▶ _WORK INSTRUCTIONS_
Return each line containing "ffffff".
================
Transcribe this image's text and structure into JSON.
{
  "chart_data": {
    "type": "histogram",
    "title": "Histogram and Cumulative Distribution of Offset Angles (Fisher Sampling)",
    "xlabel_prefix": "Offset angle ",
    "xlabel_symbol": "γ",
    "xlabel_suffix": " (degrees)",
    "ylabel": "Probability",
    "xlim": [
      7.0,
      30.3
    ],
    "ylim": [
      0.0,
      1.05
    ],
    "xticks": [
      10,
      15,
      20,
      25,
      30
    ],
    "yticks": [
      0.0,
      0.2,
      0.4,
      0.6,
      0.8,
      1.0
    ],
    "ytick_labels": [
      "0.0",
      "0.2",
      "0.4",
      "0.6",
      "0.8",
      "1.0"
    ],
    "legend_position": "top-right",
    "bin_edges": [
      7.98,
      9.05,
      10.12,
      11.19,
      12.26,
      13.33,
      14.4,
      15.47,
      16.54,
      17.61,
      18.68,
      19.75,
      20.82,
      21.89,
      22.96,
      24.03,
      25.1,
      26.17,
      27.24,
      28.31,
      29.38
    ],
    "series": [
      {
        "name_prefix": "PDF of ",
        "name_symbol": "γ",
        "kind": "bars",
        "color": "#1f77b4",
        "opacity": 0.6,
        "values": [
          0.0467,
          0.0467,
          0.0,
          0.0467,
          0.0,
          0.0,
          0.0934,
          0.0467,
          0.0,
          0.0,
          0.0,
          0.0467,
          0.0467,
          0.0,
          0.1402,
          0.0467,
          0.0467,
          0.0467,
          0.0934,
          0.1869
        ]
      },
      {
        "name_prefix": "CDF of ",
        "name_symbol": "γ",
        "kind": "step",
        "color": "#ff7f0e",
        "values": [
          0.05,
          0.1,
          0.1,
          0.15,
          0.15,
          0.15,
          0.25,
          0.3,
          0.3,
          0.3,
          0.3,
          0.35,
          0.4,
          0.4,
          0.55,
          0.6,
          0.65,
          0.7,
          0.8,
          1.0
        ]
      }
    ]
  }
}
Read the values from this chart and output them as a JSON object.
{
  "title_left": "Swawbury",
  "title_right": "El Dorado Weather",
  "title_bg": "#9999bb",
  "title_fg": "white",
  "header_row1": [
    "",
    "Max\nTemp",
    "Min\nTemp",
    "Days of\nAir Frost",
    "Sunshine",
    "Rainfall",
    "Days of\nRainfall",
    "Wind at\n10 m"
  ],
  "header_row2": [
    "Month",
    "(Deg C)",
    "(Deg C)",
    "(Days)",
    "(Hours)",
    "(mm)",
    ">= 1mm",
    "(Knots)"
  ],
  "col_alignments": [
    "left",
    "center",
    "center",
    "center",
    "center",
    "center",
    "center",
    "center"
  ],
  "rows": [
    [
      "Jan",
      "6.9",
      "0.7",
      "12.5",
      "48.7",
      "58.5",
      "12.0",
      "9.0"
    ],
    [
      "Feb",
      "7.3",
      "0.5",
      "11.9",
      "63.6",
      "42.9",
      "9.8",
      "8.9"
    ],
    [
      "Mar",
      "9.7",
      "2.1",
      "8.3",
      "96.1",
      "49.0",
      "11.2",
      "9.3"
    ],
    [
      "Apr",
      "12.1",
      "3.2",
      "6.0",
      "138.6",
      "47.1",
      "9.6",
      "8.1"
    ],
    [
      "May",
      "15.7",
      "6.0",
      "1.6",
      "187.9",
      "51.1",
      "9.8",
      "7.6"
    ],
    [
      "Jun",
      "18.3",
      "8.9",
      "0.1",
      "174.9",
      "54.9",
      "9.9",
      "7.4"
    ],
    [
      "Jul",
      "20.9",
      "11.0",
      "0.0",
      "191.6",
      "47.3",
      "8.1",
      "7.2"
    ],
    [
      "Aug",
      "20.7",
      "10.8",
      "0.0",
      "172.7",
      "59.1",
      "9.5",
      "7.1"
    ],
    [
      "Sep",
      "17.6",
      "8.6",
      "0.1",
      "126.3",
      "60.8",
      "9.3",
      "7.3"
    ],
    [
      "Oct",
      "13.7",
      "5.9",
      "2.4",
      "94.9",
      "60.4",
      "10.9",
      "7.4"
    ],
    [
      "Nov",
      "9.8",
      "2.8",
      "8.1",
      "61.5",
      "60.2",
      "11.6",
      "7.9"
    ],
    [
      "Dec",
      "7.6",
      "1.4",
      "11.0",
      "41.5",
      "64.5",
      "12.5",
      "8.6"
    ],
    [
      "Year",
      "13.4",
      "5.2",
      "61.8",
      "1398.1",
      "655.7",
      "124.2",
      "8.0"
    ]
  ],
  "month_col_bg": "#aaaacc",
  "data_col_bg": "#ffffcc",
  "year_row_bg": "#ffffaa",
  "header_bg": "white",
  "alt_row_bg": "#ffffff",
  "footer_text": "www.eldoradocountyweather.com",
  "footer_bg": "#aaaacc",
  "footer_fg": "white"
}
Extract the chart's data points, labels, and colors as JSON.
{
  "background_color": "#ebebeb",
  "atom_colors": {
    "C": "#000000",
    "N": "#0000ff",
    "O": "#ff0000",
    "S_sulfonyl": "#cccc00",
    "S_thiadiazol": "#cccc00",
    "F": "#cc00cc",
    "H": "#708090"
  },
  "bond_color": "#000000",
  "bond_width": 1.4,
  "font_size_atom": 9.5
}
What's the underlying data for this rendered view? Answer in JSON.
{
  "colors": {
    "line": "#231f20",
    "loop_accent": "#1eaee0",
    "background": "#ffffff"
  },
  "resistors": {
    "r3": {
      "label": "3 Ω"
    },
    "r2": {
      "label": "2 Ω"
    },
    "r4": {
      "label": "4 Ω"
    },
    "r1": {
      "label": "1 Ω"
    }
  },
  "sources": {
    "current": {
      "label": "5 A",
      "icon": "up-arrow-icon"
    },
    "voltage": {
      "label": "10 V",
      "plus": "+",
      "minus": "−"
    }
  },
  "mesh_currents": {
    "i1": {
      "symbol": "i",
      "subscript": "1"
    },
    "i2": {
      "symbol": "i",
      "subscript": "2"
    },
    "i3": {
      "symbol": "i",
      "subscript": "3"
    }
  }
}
================
▶ _FULL SOLUTION_
  "alt_row_bg": "#ffffff",
    "background": "#ffffff"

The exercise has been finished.